(Extracted records)
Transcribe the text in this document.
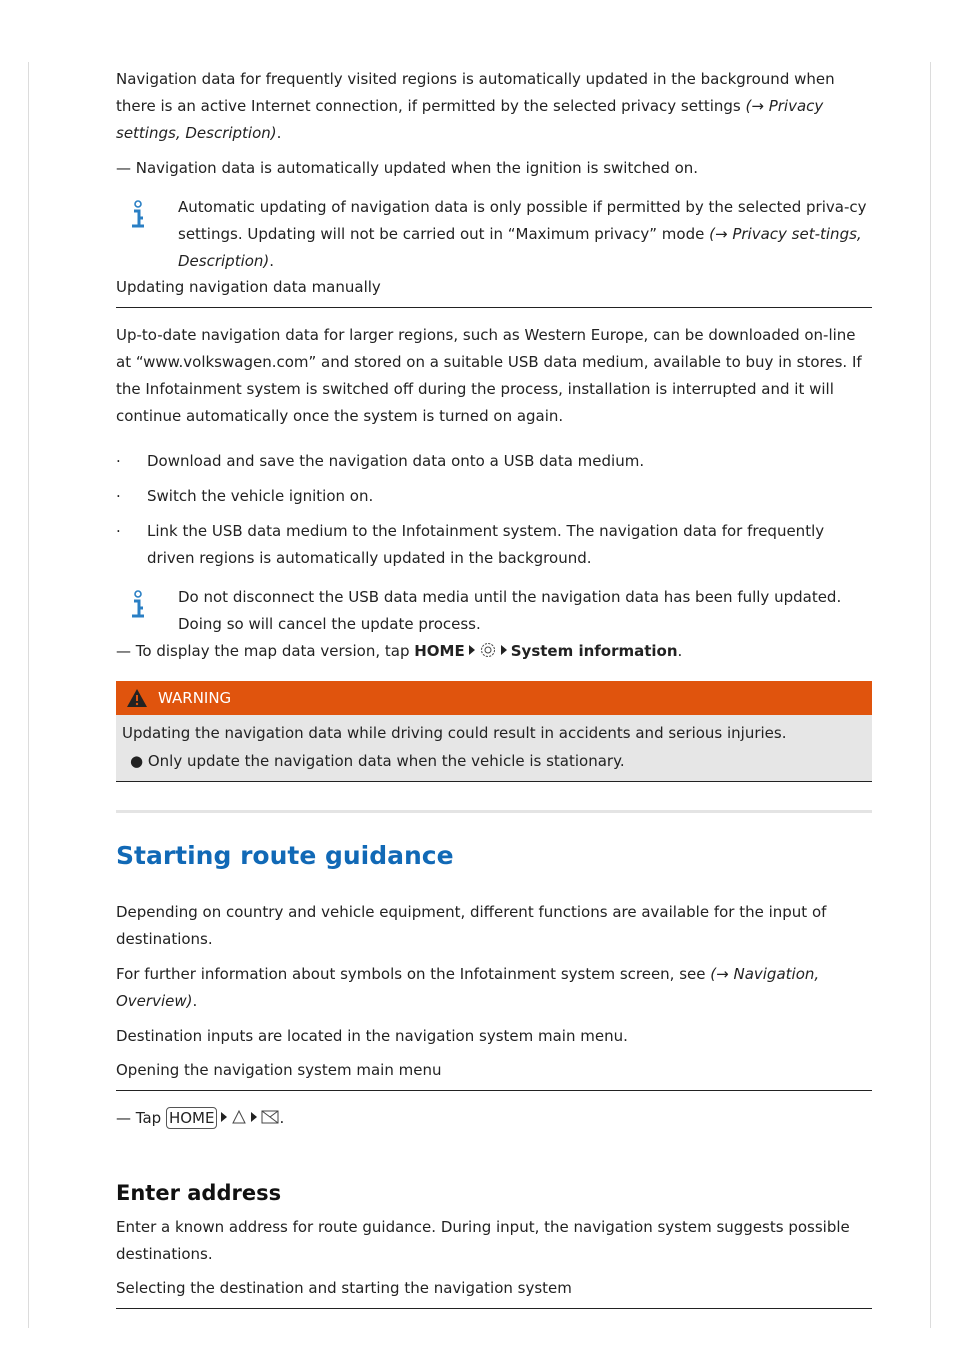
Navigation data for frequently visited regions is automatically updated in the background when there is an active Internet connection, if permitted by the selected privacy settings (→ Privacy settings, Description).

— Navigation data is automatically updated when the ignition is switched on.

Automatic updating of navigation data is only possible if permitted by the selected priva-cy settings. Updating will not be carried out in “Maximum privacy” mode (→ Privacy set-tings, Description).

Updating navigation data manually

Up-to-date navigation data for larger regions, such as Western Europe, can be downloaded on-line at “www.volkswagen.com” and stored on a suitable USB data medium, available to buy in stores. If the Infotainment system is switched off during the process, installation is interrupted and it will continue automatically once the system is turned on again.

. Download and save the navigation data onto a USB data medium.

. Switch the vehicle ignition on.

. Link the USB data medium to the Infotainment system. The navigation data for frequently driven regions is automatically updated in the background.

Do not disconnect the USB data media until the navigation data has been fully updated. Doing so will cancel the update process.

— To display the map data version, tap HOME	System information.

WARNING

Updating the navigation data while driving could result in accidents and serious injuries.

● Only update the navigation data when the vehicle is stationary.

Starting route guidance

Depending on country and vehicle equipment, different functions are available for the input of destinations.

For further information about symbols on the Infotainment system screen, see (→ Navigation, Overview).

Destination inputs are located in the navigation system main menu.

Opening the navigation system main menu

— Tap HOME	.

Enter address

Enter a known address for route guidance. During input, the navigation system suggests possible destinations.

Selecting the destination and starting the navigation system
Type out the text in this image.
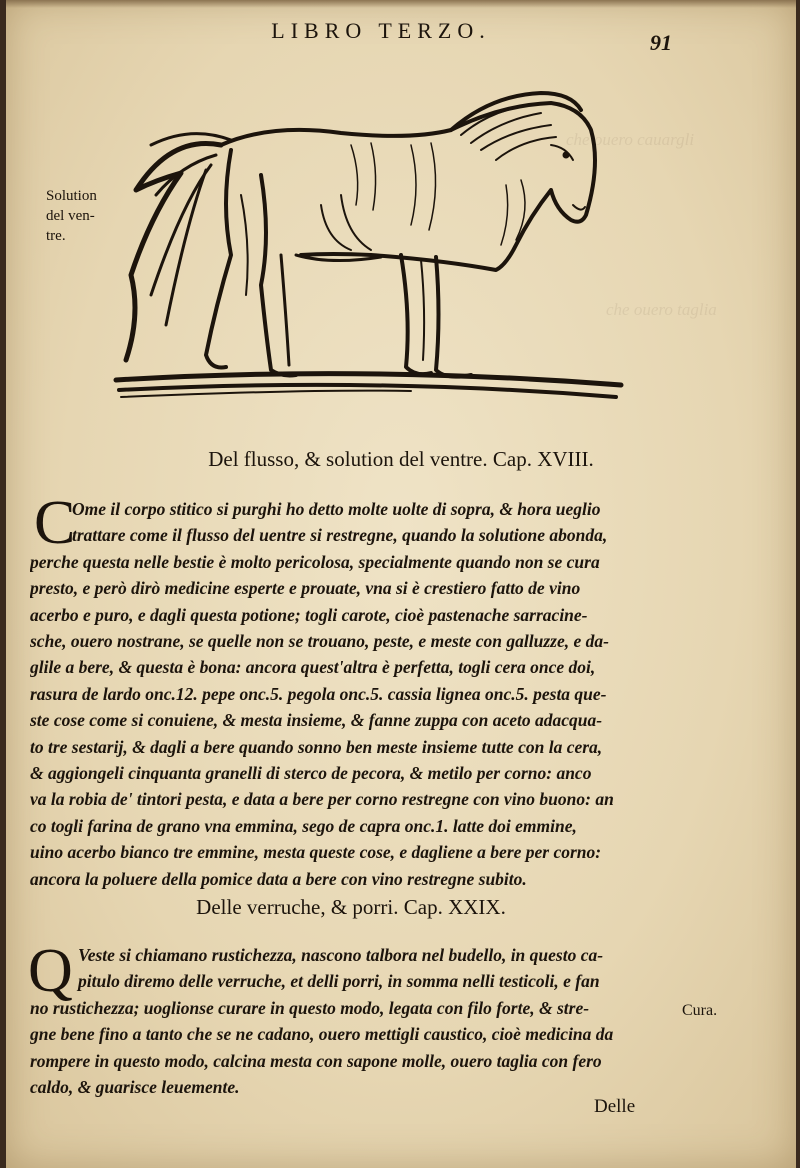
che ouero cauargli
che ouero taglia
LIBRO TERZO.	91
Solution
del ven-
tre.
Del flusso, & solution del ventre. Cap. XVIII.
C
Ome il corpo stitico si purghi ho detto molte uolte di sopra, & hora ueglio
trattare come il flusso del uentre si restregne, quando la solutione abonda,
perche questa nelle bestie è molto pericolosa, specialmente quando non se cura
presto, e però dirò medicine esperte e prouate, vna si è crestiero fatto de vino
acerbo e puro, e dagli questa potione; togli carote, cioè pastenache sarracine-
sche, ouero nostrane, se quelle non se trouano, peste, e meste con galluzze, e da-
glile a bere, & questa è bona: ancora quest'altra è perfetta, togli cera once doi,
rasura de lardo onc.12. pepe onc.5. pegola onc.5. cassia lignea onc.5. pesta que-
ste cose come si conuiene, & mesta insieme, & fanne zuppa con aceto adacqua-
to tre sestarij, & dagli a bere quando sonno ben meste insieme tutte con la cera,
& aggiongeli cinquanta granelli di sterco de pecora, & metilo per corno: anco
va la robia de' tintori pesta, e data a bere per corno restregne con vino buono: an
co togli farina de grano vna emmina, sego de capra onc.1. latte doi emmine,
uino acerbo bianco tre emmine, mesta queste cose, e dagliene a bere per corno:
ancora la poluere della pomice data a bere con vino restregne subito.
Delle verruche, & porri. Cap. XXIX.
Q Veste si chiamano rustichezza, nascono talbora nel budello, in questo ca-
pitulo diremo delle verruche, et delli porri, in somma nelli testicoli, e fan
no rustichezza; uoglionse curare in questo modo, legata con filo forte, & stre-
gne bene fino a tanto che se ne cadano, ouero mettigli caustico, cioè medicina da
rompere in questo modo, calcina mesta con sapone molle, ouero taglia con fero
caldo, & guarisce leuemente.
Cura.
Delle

Written exercise:
What is the number of lines that contain "cera"? Reply with that number alone.

Answer to the task:
2